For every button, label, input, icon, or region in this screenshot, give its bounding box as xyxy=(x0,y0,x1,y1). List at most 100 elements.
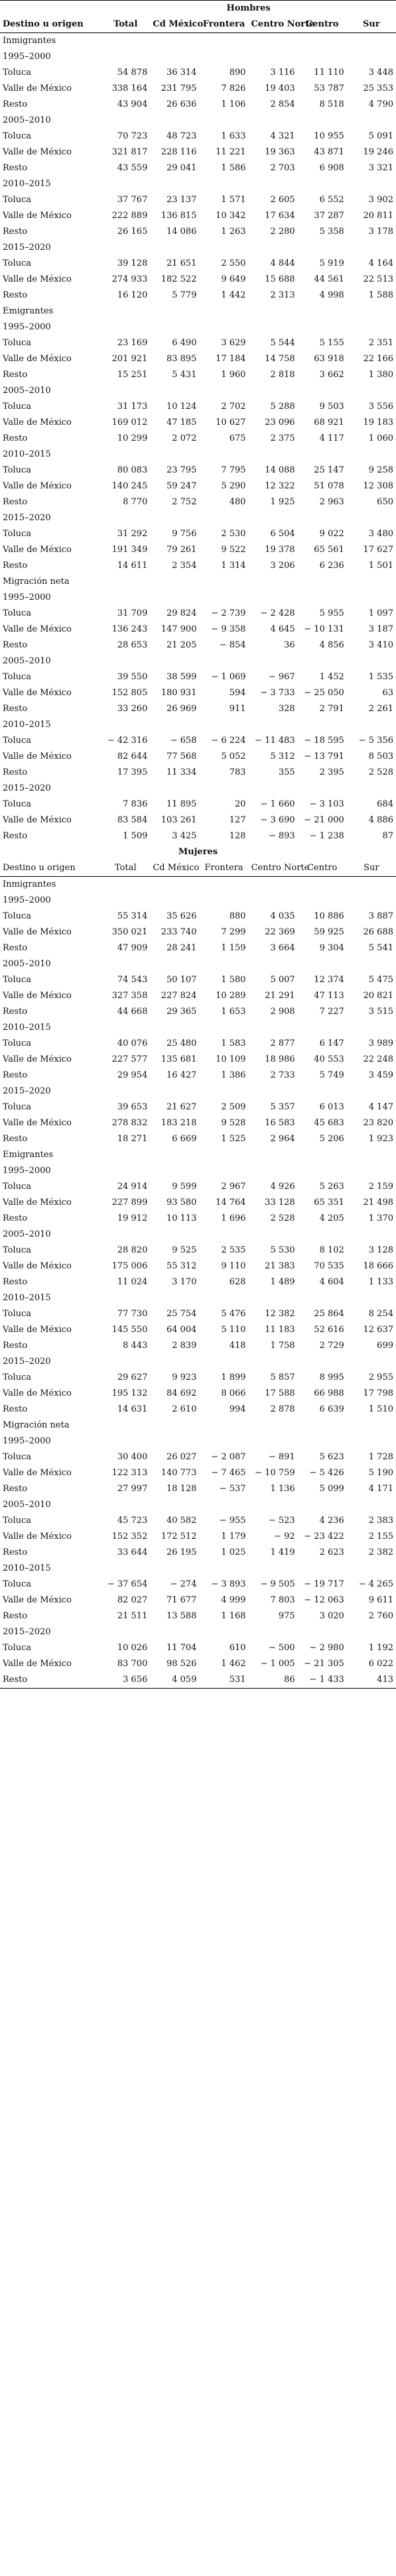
cell-value: − 7 465 xyxy=(211,1468,246,1478)
cell-value: 93 580 xyxy=(166,1198,197,1207)
cell-value: 6 552 xyxy=(319,195,344,205)
period-label: 2005–2010 xyxy=(3,656,51,666)
cell-value: − 1 238 xyxy=(309,831,344,841)
cell-value: 47 185 xyxy=(166,418,197,427)
cell-value: 3 902 xyxy=(368,195,393,205)
table-row: Valle de México 278 832 183 218 9 528 16 583… xyxy=(0,1115,396,1131)
cell-value: − 2 980 xyxy=(309,1643,344,1653)
period-header-row: 2015–2020 xyxy=(0,240,396,256)
cell-value: 4 117 xyxy=(319,433,344,443)
cell-value: − 21 000 xyxy=(304,815,344,825)
cell-value: 1 633 xyxy=(221,131,246,141)
cell-value: 4 926 xyxy=(270,1182,295,1192)
table-row: Resto 26 165 14 086 1 263 2 280 5 358 3 178 xyxy=(0,224,396,240)
section-header-row: Migración neta xyxy=(0,574,396,590)
period-label: 2010–2015 xyxy=(3,449,51,459)
cell-value: 19 183 xyxy=(363,418,394,427)
cell-value: 74 543 xyxy=(117,975,148,985)
cell-value: 27 997 xyxy=(117,1484,148,1494)
cell-value: − 21 305 xyxy=(304,1659,344,1669)
table-row: Valle de México 82 027 71 677 4 999 7 803 − 1… xyxy=(0,1593,396,1608)
cell-value: − 12 063 xyxy=(304,1595,344,1605)
cell-value: 36 314 xyxy=(166,68,197,78)
column-header-row: Destino u origen Total Cd México Fronter… xyxy=(0,17,396,33)
section-header-row: Emigrantes xyxy=(0,304,396,319)
row-label: Toluca xyxy=(3,1643,32,1653)
cell-value: 77 730 xyxy=(117,1309,148,1319)
row-label: Toluca xyxy=(3,1452,32,1462)
cell-value: 10 299 xyxy=(117,433,148,443)
row-label: Resto xyxy=(3,433,28,443)
table-row: Toluca 77 730 25 754 5 476 12 382 25 864 8 254 xyxy=(0,1306,396,1322)
row-label: Toluca xyxy=(3,799,32,809)
cell-value: 86 xyxy=(248,1672,298,1689)
mujeres-header-section: Mujeres Destino u origen Total Cd México… xyxy=(0,844,396,877)
period-header-row: 1995–2000 xyxy=(0,1433,396,1449)
cell-value: 880 xyxy=(229,911,246,921)
period-label: 1995–2000 xyxy=(3,1166,51,1176)
cell-value: 1 168 xyxy=(221,1611,246,1621)
table-row: Resto 15 251 5 431 1 960 2 818 3 662 1 380 xyxy=(0,367,396,383)
cell-value: 2 528 xyxy=(270,1213,295,1223)
cell-value: 9 923 xyxy=(172,1372,197,1382)
cell-value: 23 820 xyxy=(363,1118,394,1128)
cell-value: 911 xyxy=(229,704,246,714)
cell-value: 9 611 xyxy=(368,1595,393,1605)
hombres-group-header: Hombres xyxy=(0,0,396,17)
cell-value: − 9 358 xyxy=(211,624,246,634)
cell-value: 25 353 xyxy=(363,84,394,93)
cell-value: 1 923 xyxy=(368,1134,393,1144)
period-header-row: 2010–2015 xyxy=(0,447,396,463)
cell-value: 5 857 xyxy=(270,1372,295,1382)
table-row: Valle de México 195 132 84 692 8 066 17 588 6… xyxy=(0,1386,396,1402)
cell-value: − 2 087 xyxy=(211,1452,246,1462)
col-header-cd-mexico: Cd México xyxy=(150,17,203,33)
cell-value: 9 649 xyxy=(221,274,246,284)
cell-value: 12 637 xyxy=(363,1325,394,1335)
cell-value: − 10 759 xyxy=(255,1468,295,1478)
period-label: 1995–2000 xyxy=(3,592,51,602)
cell-value: 1 899 xyxy=(221,1372,246,1382)
table-row: Toluca 39 550 38 599 − 1 069 − 967 1 452 1 535 xyxy=(0,669,396,685)
cell-value: 227 824 xyxy=(161,991,197,1001)
cell-value: 28 241 xyxy=(166,943,197,953)
cell-value: 30 400 xyxy=(117,1452,148,1462)
period-label: 2015–2020 xyxy=(3,783,51,793)
cell-value: 21 383 xyxy=(265,1261,295,1271)
cell-value: 84 692 xyxy=(166,1388,197,1398)
cell-value: 327 358 xyxy=(111,991,148,1001)
cell-value: 227 577 xyxy=(111,1054,148,1064)
cell-value: 63 918 xyxy=(314,354,344,364)
cell-value: 2 375 xyxy=(270,433,295,443)
cell-value: 9 503 xyxy=(319,402,344,412)
cell-value: 5 541 xyxy=(368,943,393,953)
cell-value: 14 631 xyxy=(117,1404,148,1414)
cell-value: 1 136 xyxy=(270,1484,295,1494)
cell-value: 80 083 xyxy=(117,465,148,475)
col-header-frontera: Frontera xyxy=(199,17,249,33)
cell-value: 70 535 xyxy=(314,1261,344,1271)
row-label: Valle de México xyxy=(3,481,72,491)
cell-value: 1 159 xyxy=(221,943,246,953)
cell-value: 2 605 xyxy=(270,195,295,205)
table-row: Resto 8 770 2 752 480 1 925 2 963 650 xyxy=(0,494,396,510)
cell-value: 183 218 xyxy=(161,1118,197,1128)
period-label: 2015–2020 xyxy=(3,1086,51,1096)
period-header-row: 1995–2000 xyxy=(0,893,396,909)
cell-value: 8 503 xyxy=(368,752,393,761)
cell-value: − 18 595 xyxy=(304,736,344,746)
cell-value: 38 599 xyxy=(166,672,197,682)
table-row: Valle de México 350 021 233 740 7 299 22 369… xyxy=(0,924,396,940)
cell-value: 3 887 xyxy=(368,911,393,921)
table-row: Resto 19 912 10 113 1 696 2 528 4 205 1 370 xyxy=(0,1211,396,1227)
cell-value: − 500 xyxy=(268,1643,295,1653)
cell-value: 1 501 xyxy=(368,561,393,571)
row-label: Resto xyxy=(3,227,28,237)
cell-value: 17 798 xyxy=(363,1388,394,1398)
cell-value: 3 178 xyxy=(368,227,393,237)
cell-value: 29 824 xyxy=(166,608,197,618)
cell-value: 5 091 xyxy=(368,131,393,141)
cell-value: 44 668 xyxy=(117,1007,148,1017)
period-label: 2010–2015 xyxy=(3,1293,51,1303)
cell-value: 180 931 xyxy=(161,688,197,698)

§ §

Reproduce verbatim the lines of the data that begin with the one containing "cell-value: − 7 465 xyxy=(211,1468,246,1478)" and end with the one containing "period-label: 2010–2015 xyxy=(3,449,51,459)", including both of those lines.

cell-value: − 7 465 xyxy=(211,1468,246,1478)
cell-value: 93 580 xyxy=(166,1198,197,1207)
cell-value: 6 552 xyxy=(319,195,344,205)
period-label: 2005–2010 xyxy=(3,656,51,666)
cell-value: − 1 238 xyxy=(309,831,344,841)
cell-value: 47 185 xyxy=(166,418,197,427)
cell-value: 3 902 xyxy=(368,195,393,205)
table-row: Valle de México 278 832 183 218 9 528 16 583… xyxy=(0,1115,396,1131)
cell-value: − 2 980 xyxy=(309,1643,344,1653)
period-header-row: 2015–2020 xyxy=(0,240,396,256)
cell-value: 4 117 xyxy=(319,433,344,443)
cell-value: − 21 000 xyxy=(304,815,344,825)
cell-value: 1 633 xyxy=(221,131,246,141)
cell-value: 4 926 xyxy=(270,1182,295,1192)
table-row: Resto 26 165 14 086 1 263 2 280 5 358 3 178 xyxy=(0,224,396,240)
section-header-row: Migración neta xyxy=(0,574,396,590)
period-label: 2010–2015 xyxy=(3,449,51,459)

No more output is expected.